What to do
Wherever the string "påverkas" appears in the listing, copy that line.

▶

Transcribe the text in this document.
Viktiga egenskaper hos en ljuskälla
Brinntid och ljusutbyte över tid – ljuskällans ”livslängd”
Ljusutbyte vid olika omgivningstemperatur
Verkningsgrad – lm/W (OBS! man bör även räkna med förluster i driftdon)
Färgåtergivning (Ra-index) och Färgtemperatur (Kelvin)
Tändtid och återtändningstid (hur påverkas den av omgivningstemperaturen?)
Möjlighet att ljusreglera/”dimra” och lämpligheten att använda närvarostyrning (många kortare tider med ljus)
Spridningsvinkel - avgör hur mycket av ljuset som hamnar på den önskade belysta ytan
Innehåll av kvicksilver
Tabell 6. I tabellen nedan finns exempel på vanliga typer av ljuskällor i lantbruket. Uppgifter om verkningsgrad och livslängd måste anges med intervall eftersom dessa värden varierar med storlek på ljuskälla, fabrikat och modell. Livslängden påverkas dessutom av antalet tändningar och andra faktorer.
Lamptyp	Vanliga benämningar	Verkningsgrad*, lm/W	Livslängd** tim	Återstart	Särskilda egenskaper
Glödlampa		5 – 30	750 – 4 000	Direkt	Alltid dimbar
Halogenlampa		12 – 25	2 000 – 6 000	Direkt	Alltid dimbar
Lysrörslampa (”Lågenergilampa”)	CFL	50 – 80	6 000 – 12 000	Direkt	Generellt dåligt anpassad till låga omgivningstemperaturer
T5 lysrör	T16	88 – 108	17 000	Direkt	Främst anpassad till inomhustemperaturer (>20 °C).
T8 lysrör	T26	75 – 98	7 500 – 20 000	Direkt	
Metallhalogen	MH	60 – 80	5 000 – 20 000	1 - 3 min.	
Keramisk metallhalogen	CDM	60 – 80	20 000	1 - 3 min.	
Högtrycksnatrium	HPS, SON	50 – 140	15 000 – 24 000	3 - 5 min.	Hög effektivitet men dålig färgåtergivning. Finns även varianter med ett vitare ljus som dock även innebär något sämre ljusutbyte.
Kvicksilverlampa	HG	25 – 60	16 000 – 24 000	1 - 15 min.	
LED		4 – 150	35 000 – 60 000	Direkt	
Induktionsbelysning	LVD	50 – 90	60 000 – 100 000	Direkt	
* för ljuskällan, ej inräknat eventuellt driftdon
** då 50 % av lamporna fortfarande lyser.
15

◀

Complete output
Tändtid och återtändningstid (hur påverkas den av omgivningstemperaturen?)
Tabell 6. I tabellen nedan finns exempel på vanliga typer av ljuskällor i lantbruket. Uppgifter om verkningsgrad och livslängd måste anges med intervall eftersom dessa värden varierar med storlek på ljuskälla, fabrikat och modell. Livslängden påverkas dessutom av antalet tändningar och andra faktorer.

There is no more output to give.